» Problem details:
Do these statements agree with the team update below: (a) the team's daily video call starts at 9am, (b) Phase 2 is about maximising runway to ensure survival, (c) the team finds brainstorming ideas easier when working remotely? Answer yes or no for each, quoting the words of the update that decide it.

··· Page

Since then our team has been distributed across London (Joe), Surrey (Henrik), Athens (Alie), Nairobi (Fede), Wiltshire (Simon) and Reading (Chris).
Like most remote teams, we start each day with a video call at 9am and then check in regularly throughout the day over Zoom, Hangouts, WhatsApp, email and the phone.
Much has been written about how to optimise for remote working so I won’t repeat that here. For us, there are times when remote working is actually better than being in the office — conducting research, reviewing documents, writing, etc. — and times when it can be quite frustrating — not being able to meet founders face to face or get in a room to brainstorm ideas and do the more creative aspects of our work.
That said, we feel enormously fortunate that we are able to work remotely.
What are we doing
Existing portfolio companies
Like most funds, we have been spending a lot of time with the founders of our portfolio companies to help them navigate through the current crisis.
Phase 1 has been about maximising runway to ensure survival. Simply put, we need to make sure that they don’t run out of cash. This includes making difficult decisions on redundancies/furloughing and pay cuts.
Phase 2 will be ongoing for many months and the focus is on ensuring that, so far as we can, none of our companies lose momentum. Whereas Phase 1 is about survival, Phase 2 is about optimising for success when this crisis ends. To this end, we are continuously reviewing budgets, financial models and team structure charts to find the right balance between cash preservation and growth. This isn’t easy when it’s not clear when the crisis will end, but we’re doing our best to get the balance right. Time will tell if we get it right.
Our work with founders is both practical and emotional.
From a practical perspective, we’re able to provide a wider perspective of what we are seeing across numerous companies (and what works/doesn’t) and what’s happening in the funding market. This brings useful context.
From an emotional perspective, we are there to help founders navigate some of the most difficult decisions they will face in their businesses. Mostly they know what decisions they need to make, but having somebody they can call on for a sense check or just to chat it through is a key part of our role. Some of the most direct and honest conversations I’ve had with founders have been over the last few weeks as we face this common enemy together.

······
··· Data

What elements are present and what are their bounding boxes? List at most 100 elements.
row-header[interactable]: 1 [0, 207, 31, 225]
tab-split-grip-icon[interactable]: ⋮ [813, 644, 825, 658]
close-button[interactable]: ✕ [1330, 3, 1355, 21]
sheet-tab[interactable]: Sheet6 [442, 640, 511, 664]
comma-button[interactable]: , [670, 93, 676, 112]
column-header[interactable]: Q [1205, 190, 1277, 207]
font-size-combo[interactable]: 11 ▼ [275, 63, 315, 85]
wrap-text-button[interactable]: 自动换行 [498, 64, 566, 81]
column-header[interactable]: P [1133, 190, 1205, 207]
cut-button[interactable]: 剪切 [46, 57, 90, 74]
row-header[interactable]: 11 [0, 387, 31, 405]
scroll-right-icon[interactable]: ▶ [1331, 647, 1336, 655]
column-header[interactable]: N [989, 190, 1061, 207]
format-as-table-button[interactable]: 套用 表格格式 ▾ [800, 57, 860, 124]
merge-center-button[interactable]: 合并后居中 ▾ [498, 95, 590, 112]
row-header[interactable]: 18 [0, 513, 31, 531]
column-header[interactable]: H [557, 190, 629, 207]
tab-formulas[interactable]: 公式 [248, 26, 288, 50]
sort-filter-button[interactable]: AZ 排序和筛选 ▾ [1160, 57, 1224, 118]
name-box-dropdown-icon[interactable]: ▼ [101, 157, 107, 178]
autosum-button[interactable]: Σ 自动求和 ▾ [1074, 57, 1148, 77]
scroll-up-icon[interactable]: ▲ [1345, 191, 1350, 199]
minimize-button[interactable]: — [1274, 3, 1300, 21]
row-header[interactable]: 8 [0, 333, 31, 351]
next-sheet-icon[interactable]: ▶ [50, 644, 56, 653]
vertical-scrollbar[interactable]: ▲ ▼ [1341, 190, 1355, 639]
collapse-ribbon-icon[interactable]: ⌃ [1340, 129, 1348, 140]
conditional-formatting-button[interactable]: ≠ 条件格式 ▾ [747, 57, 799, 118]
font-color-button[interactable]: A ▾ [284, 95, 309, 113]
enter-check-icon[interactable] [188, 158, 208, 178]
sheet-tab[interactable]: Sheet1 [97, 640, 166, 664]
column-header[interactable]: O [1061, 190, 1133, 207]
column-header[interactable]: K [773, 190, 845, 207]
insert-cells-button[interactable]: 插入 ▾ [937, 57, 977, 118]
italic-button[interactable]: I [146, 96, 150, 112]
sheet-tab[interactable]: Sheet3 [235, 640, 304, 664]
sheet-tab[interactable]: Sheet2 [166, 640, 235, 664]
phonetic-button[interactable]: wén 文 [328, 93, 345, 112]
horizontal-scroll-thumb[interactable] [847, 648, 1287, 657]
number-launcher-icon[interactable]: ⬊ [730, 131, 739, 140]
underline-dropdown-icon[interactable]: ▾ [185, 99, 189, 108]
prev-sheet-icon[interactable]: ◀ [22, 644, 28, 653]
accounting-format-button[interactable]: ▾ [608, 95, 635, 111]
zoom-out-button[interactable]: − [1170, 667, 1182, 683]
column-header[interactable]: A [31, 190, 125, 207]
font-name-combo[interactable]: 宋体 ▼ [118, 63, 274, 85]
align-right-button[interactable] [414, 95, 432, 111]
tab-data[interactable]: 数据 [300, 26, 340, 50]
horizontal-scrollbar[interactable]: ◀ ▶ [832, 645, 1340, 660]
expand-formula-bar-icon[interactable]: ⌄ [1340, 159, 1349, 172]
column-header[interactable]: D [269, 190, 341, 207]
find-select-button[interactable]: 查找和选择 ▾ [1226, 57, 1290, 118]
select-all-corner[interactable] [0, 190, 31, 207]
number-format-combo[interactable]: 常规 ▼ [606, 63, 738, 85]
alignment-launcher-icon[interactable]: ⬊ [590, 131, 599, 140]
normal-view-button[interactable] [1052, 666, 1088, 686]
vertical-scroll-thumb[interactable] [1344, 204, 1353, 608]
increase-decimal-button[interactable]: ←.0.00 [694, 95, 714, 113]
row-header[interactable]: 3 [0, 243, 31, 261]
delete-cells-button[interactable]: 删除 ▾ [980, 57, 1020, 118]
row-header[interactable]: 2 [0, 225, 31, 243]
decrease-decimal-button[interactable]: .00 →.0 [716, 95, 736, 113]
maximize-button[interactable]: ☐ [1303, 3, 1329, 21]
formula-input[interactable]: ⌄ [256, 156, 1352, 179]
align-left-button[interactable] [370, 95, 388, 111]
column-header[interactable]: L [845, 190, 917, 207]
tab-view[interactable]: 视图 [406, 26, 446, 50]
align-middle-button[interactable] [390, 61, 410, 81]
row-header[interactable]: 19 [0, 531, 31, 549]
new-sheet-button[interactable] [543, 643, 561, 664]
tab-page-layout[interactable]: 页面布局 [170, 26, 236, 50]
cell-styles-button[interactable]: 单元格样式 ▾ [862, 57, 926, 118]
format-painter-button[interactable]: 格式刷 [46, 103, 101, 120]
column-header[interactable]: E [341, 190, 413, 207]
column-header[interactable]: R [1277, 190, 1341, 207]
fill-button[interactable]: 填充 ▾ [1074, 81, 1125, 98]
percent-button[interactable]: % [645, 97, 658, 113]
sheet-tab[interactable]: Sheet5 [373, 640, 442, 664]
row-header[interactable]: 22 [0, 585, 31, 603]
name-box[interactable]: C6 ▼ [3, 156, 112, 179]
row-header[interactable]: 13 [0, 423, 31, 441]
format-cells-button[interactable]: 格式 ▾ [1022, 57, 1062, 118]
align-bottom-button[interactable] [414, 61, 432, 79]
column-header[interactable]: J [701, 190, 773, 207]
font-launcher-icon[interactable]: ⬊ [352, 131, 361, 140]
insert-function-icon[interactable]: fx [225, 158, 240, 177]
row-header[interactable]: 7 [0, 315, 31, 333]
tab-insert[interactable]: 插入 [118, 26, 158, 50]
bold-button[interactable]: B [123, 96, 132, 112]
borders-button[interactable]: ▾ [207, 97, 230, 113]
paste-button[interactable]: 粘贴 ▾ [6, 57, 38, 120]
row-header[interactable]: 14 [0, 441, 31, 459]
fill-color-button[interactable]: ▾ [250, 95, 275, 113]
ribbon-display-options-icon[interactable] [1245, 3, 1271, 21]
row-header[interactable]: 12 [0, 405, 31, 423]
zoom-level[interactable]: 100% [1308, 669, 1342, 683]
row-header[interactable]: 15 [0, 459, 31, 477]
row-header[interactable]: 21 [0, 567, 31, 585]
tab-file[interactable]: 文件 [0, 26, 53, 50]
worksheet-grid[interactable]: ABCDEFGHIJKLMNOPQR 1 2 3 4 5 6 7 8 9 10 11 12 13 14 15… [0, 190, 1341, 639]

······

» Expected answer:
(a) Yes: "we start each day with a video call at 9am"
(b) No: "Phase 2 is about optimising for success when this crisis ends"
(c) No: "times when it can be quite frustrating — not being able to meet founders face to face or get in a room to brainstorm ideas"